Ariadne von Schirach: Mit Funktionieren meine ich nicht die Fähigkeit pünktlich aufzustehen, das Kind zur Kita bringen, zum Job zu fahren - das ist lebensnotwendig. Sondern ich beziehe mich auf ein Mindset, eine oft unhinterfragte Einstellung zur Welt. Unsere Körper, unsere Beziehungen und unsere Persönlichkeit unterwerfen wir zunehmend den Regeln der ökonomischen Sphäre - Effizienz, Berechenbarkeit und Profitmaximierung. Wir ernähren uns gesund, glauben jeden Winkel unseres Ichs zu kennen und versuchen, in allen Lebenslagen gut auszusehen. Wir wollen alles richtig machen - was nur ein anderer Ausdruck dafür ist, immer die Kontrolle zu behalten. Dieses Sicherheitsdenken verbannt jegliche Form von Exzess, Wagnis und Überschwang. Und das macht das Leben fade. Als Beispiel für den Optimierungswahn nennen Sie die "Hungerfrauen", die sich über ihre perfektionierte Oberfläche definieren. Warum macht Heidi Klum Sie so wütend?

Heidi Klum und Victoria Beckham sind Frauenbilder, die auf die Welt wirken. Dabei weiß ich nicht, wie es ist, Heidi Klum zu sein. Aber sie verkörpert eine bestimmte Systemposition, die ich angreifen will: Dasein als Leistungsshow. Dabei ist mir der Griffel direkt in Frau Klum hineingerutscht. Sorry. Sie fordern ein entspanntes Verhältnis zur Leiblichkeit. Wie schafft man das in Zeiten der Photoshop-Ästhetik in Magazinen und Hollywoodfilmen?

Es bedarf einer geistigen Leistung, Abstand zu nehmen. Im Laufe der Kulturgeschichte wird man garantiert ein Schönheitsideal finden, dem man ähnelt. Man hat bloß Pech, dass diese Ära vergangen ist und man es stattdessen mit den digital bearbeiteten Bildern der Gegenwart aufnehmen muss. Was helfen kann, ist ein Perspektivwechsel - zum Beispiel, den zärtlichen Blick auf die krummen Zehen oder schiefen Zähne des Geliebten auch mal auf sich selbst zu werfen.

Das klingt gut. Bloß wie vermittelt man das einer Vierzehnjährigen, die sich mit Heidi Klum oder deren Models vergleicht? Ich erinnere mich an ein Gespräch mit einer Sechzehnjährigen, die fantastisch aussah und wie ein kleiner Star gestylt war. Ich fragte sie, warum sie sich aus allen möglichen Ikonen copied und pasted. Sie antwortete, dass wir alle Schutzpanzer trügen, um die Dinge zu verstecken, die wir schützen wollen. Seitdem nehme ich Teenager viel ernster. Wer sich über die Likes auf seiner Facebook-Timeline definiert, wird leer und einsam, sagen Sie. Also kein Social Media mehr?

[Datensätze der Layoutbereiche]

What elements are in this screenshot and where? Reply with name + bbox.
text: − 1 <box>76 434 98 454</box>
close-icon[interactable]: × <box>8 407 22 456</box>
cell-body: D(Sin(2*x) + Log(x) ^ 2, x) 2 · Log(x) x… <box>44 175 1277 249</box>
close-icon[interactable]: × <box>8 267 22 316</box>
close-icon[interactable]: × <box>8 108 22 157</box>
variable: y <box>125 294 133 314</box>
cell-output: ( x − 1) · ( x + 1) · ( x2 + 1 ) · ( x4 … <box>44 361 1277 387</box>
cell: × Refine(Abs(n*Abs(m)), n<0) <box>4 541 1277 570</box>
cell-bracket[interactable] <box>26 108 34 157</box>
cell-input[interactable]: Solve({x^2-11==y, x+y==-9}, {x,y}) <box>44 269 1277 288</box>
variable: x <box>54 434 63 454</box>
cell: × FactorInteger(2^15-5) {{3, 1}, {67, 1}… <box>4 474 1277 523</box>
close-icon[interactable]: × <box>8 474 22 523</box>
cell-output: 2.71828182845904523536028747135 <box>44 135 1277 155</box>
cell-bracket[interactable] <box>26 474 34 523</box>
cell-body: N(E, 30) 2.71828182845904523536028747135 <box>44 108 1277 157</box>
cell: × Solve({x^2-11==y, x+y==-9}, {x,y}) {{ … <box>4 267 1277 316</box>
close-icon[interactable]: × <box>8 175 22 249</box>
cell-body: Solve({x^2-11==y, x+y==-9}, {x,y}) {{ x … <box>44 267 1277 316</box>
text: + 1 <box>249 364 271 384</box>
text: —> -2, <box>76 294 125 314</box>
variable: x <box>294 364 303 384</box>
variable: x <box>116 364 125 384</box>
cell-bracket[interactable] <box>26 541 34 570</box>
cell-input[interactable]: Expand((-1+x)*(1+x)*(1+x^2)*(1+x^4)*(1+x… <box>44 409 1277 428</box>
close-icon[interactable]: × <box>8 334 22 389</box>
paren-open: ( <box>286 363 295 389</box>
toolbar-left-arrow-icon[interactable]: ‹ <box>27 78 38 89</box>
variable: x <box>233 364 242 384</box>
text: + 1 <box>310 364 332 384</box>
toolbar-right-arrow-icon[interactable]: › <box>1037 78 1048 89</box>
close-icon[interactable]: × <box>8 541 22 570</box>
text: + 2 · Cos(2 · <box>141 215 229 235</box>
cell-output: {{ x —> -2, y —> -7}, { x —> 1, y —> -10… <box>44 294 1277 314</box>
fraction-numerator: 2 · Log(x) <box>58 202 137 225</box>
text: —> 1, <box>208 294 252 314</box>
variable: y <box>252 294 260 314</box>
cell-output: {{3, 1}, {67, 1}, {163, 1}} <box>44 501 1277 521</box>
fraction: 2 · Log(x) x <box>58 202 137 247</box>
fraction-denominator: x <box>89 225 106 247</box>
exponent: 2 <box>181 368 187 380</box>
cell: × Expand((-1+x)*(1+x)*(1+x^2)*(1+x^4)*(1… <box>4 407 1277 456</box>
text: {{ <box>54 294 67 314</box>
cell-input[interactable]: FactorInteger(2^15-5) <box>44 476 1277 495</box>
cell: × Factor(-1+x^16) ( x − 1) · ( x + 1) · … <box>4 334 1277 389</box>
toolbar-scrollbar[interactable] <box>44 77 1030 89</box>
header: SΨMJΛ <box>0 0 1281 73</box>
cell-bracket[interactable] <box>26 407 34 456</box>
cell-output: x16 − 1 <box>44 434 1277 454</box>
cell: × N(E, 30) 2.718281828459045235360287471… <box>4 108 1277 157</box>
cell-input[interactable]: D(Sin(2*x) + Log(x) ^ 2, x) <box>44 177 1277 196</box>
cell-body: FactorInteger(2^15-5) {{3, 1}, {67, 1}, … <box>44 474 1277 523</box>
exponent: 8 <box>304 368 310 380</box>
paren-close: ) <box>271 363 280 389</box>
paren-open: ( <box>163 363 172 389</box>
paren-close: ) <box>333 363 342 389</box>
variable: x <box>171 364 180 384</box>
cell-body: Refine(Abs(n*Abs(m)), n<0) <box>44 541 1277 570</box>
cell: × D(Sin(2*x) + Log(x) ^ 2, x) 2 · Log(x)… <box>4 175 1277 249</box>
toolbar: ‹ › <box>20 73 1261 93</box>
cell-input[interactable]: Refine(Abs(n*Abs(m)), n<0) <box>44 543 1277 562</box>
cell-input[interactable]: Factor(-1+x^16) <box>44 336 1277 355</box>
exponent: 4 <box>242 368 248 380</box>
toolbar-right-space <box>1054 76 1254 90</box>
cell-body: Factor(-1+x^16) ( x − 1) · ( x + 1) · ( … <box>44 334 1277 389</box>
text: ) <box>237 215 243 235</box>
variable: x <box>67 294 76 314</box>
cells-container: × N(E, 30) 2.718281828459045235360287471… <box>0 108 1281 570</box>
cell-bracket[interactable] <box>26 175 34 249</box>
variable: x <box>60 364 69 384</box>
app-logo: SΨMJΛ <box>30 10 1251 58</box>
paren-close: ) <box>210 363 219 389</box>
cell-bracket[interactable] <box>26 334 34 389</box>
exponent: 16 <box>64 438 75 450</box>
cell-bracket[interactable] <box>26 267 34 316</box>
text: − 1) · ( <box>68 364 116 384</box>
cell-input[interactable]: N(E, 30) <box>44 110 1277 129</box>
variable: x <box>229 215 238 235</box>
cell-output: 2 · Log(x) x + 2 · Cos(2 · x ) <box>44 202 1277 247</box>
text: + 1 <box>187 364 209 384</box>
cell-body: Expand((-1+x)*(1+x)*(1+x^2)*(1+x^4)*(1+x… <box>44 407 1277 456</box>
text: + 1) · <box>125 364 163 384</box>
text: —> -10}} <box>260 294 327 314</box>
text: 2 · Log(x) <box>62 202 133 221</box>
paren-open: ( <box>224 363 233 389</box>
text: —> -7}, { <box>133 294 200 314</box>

### Aufgaben
• A. Geben Sie aus dem Interview zur Selbstoptimierung den Abschnitt von "Heidi Klum und" bis einschließlich "Magazinen und Hollywoodfilmen?" wortgetreu wieder.
• B. Welchen Regeln der ökonomischen Sphäre unterwerfen wir laut dem Interview zur Selbstoptimierung zunehmend unsere Körper, Beziehungen und Persönlichkeit?
• C. Schreiben Sie das Interview zur Selbstoptimierung im Anschluss an seinen letzten Satz weiter.
Für die Bearbeitung wird das Material nicht benötigt.

### Antworten je Aufgabe
• A.
Heidi Klum und Victoria Beckham sind Frauenbilder, die auf die Welt wirken. Dabei weiß ich nicht, wie es ist, Heidi Klum zu sein. Aber sie verkörpert eine bestimmte Systemposition, die ich angreifen will: Dasein als Leistungsshow. Dabei ist mir der Griffel direkt in Frau Klum hineingerutscht. Sorry. Sie fordern ein entspanntes Verhältnis zur Leiblichkeit. Wie schafft man das in Zeiten der Photoshop-Ästhetik in Magazinen und Hollywoodfilmen?

• B. Effizienz, Berechenbarkeit und Profitmaximierung.

• C.
Im Gegenteil. Ich liebe das Internet, es bereichert mein Leben. Deswegen will ich auch nicht, dass es überwacht wird. Es gibt aber diesen Punkt, wo die Bereicherung zu einer Sucht wird. Wie spürt man diesen Punkt?

Man muss versuchen, seine Gefühle zu beobachten. Ich freue mich häufig an schönen, frischen Dingen, die ich online entdecke, aber wenn die Abstände, in denen ich alles checke, immer kürzer werden, dann wird es räudig. Sie kritisieren, dass wir versuchen, die durch den Optimierungswahn entstandene innere Leere mit Konsum zu füllen. Sollen wir den Kapitalismus abschaffen?

Das ist eher so wie mit einem unaufgeräumten Kinderzimmer: Man schafft ja nicht das Kind ab, das man auf die Welt gebracht hat, sondern räumt auf und erzieht das Kind zum Aufräumen. Wir haben den Kapitalismus gemacht, also können wir ihn auch verändern. Im Moment ist alles durcheinander. Die Werte der ökonomischen Sphäre sind an Orte geraten, wo sie nichts zu suchen haben. Wenn wir uns gegenüber sitzen und nur noch denken 'Was nützt du mir?', ist das doch furchtbar. Oder die Tatsache, dass Universitäten, Krankenhäuser und Altenheime Profit abwerfen müssen. Es ist schön, dass es einen Markt gibt und dass ich eine Auswahl habe, aber es ist bedenklich, dass wir uns in Ich-AGs verwandeln und uns managen statt unser Leben zu leben. Was verstehen Sie genau unter dieser Lebenslust?

Es geht um Dinge, die einem guttun. Ob das Gespräche ohne Agenda sind, ein Rausch mit alten Freunden oder ein Spaziergang in der Natur, weiß jeder selbst am besten. Menschen haben ein ganz gutes Gefühl für sich.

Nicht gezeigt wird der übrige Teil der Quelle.